Data items:
★ ★ ★ ★

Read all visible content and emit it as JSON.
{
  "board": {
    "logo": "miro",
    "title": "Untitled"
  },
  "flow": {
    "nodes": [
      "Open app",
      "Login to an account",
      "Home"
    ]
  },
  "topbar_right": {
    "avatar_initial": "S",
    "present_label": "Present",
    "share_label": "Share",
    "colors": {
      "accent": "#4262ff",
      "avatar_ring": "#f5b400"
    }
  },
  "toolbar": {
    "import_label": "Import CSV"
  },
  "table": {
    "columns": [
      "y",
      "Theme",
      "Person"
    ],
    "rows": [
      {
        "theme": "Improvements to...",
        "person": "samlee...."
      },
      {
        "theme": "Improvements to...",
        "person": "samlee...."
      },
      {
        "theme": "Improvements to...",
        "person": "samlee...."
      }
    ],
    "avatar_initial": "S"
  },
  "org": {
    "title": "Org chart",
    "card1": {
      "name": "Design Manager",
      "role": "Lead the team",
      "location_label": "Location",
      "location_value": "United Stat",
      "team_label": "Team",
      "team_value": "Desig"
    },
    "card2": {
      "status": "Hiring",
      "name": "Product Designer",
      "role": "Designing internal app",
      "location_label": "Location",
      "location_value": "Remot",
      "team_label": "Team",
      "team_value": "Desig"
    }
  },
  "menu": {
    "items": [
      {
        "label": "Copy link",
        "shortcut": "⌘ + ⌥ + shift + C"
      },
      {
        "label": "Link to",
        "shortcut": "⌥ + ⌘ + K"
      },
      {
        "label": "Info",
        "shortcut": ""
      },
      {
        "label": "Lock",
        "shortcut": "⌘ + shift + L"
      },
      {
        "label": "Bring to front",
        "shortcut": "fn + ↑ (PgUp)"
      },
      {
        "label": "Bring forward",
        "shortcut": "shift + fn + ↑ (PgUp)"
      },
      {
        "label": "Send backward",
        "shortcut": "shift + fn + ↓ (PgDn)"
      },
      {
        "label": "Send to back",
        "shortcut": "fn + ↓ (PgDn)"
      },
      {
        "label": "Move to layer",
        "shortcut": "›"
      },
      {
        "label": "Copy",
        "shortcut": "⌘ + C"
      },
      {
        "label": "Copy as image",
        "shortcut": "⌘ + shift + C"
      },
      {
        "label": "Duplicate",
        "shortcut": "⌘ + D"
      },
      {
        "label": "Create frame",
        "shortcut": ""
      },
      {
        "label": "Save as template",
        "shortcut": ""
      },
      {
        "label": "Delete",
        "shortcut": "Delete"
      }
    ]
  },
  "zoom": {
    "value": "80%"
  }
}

★ ★ ★ ★

PROMPT: Select the lines in this material that hold the word "PgDn", leaving none out.

FINAL ANSWER:
        "shortcut": "shift + fn + ↓ (PgDn)"
        "shortcut": "fn + ↓ (PgDn)"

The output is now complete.